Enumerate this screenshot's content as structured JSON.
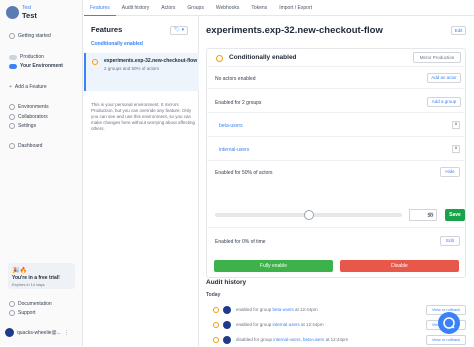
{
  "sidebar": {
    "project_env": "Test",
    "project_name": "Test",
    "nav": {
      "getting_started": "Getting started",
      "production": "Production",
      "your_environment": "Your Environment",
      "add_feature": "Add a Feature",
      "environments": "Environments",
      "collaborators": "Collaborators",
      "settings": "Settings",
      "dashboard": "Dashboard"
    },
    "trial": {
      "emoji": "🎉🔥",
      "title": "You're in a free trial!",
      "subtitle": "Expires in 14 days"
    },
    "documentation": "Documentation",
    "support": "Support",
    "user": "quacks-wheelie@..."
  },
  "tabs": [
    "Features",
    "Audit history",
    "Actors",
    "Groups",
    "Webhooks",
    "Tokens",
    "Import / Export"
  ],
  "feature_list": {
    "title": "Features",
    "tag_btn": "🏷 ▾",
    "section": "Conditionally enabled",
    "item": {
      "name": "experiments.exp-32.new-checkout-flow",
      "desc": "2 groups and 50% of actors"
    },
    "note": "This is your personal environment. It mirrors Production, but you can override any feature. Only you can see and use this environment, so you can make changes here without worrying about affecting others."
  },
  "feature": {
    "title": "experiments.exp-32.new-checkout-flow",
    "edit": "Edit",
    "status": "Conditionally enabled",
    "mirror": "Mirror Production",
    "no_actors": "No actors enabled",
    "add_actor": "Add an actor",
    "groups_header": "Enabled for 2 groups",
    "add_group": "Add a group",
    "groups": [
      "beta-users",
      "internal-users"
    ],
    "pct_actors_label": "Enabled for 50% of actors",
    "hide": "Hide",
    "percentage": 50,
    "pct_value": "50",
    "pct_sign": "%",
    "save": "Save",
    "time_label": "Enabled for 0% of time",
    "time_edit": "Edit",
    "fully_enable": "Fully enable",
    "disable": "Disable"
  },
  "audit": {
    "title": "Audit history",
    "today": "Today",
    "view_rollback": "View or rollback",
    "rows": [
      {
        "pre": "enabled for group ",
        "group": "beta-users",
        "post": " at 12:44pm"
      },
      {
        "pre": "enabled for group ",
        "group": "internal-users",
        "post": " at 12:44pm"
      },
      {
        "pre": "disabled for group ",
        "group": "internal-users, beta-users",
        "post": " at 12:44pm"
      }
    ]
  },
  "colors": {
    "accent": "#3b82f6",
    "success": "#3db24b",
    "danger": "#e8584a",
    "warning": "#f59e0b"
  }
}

******************************

Using the data above, print every line exactly, omitting pictures.

Enumerate this screenshot's content as structured JSON.
{
  "sidebar": {
    "project_env": "Test",
    "project_name": "Test",
    "nav": {
      "getting_started": "Getting started",
      "production": "Production",
      "your_environment": "Your Environment",
      "add_feature": "Add a Feature",
      "environments": "Environments",
      "collaborators": "Collaborators",
      "settings": "Settings",
      "dashboard": "Dashboard"
    },
    "trial": {
      "emoji": "🎉🔥",
      "title": "You're in a free trial!",
      "subtitle": "Expires in 14 days"
    },
    "documentation": "Documentation",
    "support": "Support",
    "user": "quacks-wheelie@..."
  },
  "tabs": [
    "Features",
    "Audit history",
    "Actors",
    "Groups",
    "Webhooks",
    "Tokens",
    "Import / Export"
  ],
  "feature_list": {
    "title": "Features",
    "tag_btn": "🏷 ▾",
    "section": "Conditionally enabled",
    "item": {
      "name": "experiments.exp-32.new-checkout-flow",
      "desc": "2 groups and 50% of actors"
    },
    "note": "This is your personal environment. It mirrors Production, but you can override any feature. Only you can see and use this environment, so you can make changes here without worrying about affecting others."
  },
  "feature": {
    "title": "experiments.exp-32.new-checkout-flow",
    "edit": "Edit",
    "status": "Conditionally enabled",
    "mirror": "Mirror Production",
    "no_actors": "No actors enabled",
    "add_actor": "Add an actor",
    "groups_header": "Enabled for 2 groups",
    "add_group": "Add a group",
    "groups": [
      "beta-users",
      "internal-users"
    ],
    "pct_actors_label": "Enabled for 50% of actors",
    "hide": "Hide",
    "percentage": 50,
    "pct_value": "50",
    "pct_sign": "%",
    "save": "Save",
    "time_label": "Enabled for 0% of time",
    "time_edit": "Edit",
    "fully_enable": "Fully enable",
    "disable": "Disable"
  },
  "audit": {
    "title": "Audit history",
    "today": "Today",
    "view_rollback": "View or rollback",
    "rows": [
      {
        "pre": "enabled for group ",
        "group": "beta-users",
        "post": " at 12:44pm"
      },
      {
        "pre": "enabled for group ",
        "group": "internal-users",
        "post": " at 12:44pm"
      },
      {
        "pre": "disabled for group ",
        "group": "internal-users, beta-users",
        "post": " at 12:44pm"
      }
    ]
  },
  "colors": {
    "accent": "#3b82f6",
    "success": "#3db24b",
    "danger": "#e8584a",
    "warning": "#f59e0b"
  }
}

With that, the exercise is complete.